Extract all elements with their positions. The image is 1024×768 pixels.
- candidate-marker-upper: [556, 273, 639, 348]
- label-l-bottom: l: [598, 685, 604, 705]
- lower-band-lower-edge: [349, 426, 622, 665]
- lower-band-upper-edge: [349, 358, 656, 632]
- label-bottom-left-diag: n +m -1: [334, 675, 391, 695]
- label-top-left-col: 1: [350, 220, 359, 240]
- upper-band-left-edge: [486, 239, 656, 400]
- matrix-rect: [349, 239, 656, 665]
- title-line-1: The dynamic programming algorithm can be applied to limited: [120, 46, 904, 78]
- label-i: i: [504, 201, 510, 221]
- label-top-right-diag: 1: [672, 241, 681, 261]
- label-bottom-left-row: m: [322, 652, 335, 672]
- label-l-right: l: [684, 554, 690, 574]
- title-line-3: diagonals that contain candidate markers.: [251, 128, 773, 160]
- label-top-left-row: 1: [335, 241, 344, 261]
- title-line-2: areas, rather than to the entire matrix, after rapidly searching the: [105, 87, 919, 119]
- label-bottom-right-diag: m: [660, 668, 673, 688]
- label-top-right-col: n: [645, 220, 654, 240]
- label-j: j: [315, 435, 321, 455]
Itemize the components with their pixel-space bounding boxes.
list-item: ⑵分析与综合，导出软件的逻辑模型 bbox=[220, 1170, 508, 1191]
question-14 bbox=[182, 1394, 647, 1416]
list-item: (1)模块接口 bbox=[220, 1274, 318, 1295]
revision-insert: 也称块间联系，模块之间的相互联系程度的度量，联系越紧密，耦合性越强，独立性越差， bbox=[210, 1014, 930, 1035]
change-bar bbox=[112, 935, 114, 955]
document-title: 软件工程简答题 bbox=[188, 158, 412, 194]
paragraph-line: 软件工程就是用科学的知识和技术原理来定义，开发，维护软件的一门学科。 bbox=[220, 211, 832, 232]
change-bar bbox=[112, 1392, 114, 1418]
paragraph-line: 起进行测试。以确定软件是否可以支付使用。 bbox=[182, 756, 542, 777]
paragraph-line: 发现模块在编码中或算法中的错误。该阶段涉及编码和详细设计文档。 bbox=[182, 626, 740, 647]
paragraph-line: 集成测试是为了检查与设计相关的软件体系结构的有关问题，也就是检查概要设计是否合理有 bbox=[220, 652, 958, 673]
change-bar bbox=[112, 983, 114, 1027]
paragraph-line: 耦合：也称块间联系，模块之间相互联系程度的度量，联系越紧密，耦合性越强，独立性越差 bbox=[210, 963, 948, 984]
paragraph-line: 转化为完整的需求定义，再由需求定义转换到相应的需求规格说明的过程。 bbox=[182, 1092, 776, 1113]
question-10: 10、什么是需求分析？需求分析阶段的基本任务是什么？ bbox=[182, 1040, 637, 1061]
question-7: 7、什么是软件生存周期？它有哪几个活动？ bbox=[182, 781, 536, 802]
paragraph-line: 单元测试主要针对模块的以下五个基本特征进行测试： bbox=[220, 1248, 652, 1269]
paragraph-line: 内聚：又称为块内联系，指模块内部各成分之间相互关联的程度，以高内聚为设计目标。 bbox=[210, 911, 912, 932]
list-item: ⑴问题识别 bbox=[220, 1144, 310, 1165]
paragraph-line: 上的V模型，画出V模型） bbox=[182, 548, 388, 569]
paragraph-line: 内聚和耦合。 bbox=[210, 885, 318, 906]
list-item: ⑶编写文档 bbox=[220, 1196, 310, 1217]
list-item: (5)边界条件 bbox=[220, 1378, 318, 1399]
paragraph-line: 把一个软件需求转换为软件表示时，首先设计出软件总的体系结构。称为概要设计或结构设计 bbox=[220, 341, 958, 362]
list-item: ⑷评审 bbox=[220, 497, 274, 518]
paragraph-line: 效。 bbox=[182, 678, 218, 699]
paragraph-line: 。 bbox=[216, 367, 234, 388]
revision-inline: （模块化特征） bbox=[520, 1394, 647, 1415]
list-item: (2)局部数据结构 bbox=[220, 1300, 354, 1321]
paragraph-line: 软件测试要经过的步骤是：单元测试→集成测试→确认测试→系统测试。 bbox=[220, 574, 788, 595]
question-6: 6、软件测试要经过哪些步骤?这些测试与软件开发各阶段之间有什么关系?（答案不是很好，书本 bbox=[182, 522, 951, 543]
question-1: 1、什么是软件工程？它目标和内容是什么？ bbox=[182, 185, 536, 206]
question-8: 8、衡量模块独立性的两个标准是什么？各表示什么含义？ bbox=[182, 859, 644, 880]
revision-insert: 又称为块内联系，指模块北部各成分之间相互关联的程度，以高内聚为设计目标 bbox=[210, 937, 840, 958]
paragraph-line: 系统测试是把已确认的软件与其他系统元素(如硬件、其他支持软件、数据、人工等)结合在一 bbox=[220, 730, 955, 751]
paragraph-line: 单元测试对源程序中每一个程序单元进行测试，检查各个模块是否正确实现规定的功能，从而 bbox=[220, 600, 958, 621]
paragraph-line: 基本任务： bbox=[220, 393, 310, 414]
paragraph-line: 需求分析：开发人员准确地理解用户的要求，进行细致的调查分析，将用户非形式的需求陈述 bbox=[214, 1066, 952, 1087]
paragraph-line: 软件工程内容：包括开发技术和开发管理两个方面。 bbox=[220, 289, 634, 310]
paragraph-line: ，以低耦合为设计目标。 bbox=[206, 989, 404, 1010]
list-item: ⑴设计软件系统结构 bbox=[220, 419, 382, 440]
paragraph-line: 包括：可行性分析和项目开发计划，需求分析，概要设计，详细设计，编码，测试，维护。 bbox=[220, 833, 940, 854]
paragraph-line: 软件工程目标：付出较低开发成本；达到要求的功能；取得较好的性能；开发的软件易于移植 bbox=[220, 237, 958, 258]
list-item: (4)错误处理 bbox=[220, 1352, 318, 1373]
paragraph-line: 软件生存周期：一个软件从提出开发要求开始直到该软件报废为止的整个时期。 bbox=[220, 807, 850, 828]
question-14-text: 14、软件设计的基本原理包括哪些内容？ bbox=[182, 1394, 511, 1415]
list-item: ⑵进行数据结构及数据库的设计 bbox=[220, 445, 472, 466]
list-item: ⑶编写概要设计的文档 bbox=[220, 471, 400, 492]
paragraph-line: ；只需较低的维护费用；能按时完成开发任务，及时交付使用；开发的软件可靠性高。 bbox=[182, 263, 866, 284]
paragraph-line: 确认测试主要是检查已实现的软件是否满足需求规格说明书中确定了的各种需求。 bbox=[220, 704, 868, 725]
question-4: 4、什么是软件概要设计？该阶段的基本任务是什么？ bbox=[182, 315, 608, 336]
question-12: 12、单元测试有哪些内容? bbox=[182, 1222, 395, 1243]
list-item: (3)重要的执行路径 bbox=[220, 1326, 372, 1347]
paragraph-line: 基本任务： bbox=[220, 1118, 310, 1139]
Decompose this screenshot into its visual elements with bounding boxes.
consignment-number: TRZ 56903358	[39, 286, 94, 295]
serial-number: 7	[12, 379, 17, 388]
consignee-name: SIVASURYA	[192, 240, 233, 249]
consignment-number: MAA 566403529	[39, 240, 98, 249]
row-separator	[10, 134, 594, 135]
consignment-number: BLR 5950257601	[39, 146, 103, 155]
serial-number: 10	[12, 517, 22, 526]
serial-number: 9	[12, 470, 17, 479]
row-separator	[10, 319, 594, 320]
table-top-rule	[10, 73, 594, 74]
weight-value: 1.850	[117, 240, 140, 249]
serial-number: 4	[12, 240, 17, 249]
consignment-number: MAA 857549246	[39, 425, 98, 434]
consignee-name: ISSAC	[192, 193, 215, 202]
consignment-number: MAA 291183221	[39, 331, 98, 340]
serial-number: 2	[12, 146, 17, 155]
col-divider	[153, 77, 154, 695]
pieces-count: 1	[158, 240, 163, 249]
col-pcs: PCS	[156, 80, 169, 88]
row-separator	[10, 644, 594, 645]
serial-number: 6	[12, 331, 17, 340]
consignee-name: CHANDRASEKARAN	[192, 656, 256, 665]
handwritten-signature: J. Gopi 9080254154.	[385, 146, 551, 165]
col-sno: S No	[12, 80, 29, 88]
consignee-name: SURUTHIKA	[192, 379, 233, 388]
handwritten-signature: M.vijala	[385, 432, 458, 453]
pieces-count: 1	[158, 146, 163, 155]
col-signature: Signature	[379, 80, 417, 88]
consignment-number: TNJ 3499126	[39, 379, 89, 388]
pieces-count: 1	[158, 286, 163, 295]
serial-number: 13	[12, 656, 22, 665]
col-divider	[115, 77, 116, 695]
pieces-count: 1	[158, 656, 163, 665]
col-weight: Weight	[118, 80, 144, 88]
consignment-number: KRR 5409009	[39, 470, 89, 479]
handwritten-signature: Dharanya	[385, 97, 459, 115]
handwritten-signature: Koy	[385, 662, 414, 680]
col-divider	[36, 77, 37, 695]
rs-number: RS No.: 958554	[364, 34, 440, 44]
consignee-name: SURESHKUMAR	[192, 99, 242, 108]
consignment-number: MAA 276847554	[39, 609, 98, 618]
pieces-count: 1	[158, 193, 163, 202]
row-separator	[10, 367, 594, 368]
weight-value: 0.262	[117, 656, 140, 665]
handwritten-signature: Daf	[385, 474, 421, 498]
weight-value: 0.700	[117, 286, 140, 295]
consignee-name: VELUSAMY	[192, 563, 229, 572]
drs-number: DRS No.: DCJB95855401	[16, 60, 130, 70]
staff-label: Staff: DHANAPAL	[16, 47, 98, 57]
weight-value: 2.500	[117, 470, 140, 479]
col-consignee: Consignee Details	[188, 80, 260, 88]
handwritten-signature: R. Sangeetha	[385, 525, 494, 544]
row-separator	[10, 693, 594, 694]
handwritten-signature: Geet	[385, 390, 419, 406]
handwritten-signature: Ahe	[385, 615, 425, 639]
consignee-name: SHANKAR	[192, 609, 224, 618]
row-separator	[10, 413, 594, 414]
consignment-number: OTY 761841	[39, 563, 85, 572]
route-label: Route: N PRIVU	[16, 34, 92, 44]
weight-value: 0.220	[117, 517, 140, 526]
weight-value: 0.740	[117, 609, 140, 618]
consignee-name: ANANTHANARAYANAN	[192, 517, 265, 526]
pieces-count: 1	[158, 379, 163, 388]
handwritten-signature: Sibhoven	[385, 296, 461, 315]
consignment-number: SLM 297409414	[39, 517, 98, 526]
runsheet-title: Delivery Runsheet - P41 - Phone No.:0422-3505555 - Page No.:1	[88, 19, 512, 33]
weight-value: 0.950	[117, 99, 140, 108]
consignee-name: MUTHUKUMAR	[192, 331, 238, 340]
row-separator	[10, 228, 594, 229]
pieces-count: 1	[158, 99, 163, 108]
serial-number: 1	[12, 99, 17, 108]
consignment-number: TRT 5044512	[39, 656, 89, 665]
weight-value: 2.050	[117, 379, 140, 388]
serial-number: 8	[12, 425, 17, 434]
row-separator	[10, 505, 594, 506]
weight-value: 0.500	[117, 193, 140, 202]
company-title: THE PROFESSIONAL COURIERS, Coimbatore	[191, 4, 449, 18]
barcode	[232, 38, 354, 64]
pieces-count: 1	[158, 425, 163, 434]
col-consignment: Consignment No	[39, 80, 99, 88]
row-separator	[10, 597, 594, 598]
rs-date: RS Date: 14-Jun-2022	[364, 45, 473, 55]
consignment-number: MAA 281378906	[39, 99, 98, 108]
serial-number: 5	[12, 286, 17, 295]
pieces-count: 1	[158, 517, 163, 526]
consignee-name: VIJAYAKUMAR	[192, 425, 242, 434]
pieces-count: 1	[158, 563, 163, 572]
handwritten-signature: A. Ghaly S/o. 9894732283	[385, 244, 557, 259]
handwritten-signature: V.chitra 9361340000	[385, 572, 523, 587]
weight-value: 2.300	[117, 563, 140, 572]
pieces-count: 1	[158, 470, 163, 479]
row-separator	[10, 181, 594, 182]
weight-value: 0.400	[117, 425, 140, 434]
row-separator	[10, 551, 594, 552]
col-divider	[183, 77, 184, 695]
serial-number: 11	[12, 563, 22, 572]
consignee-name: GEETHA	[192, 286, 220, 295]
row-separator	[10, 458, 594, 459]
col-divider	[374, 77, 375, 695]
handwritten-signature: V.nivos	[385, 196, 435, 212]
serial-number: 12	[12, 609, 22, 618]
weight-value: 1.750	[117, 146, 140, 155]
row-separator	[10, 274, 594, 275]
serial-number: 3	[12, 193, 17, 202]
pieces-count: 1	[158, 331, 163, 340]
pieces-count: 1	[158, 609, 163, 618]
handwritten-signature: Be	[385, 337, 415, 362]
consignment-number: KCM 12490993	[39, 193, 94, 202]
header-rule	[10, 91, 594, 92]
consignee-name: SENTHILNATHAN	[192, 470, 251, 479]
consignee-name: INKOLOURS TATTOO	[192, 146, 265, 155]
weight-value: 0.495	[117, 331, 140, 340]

- _EXERCISE PROMPT_
Render the items as a numbered list, starting at the first line and ending with the line that contains "- matrix-rect: [349, 239, 656, 665]". Include that line and leave out any blank lines.

- _ANSWER TO THIS PROBLEM_
1. Extract all elements with their positions. The image is 1024×768 pixels.
2. - candidate-marker-upper: [556, 273, 639, 348]
3. - label-l-bottom: l: [598, 685, 604, 705]
4. - lower-band-lower-edge: [349, 426, 622, 665]
5. - lower-band-upper-edge: [349, 358, 656, 632]
6. - label-bottom-left-diag: n +m -1: [334, 675, 391, 695]
7. - label-top-left-col: 1: [350, 220, 359, 240]
8. - upper-band-left-edge: [486, 239, 656, 400]
9. - matrix-rect: [349, 239, 656, 665]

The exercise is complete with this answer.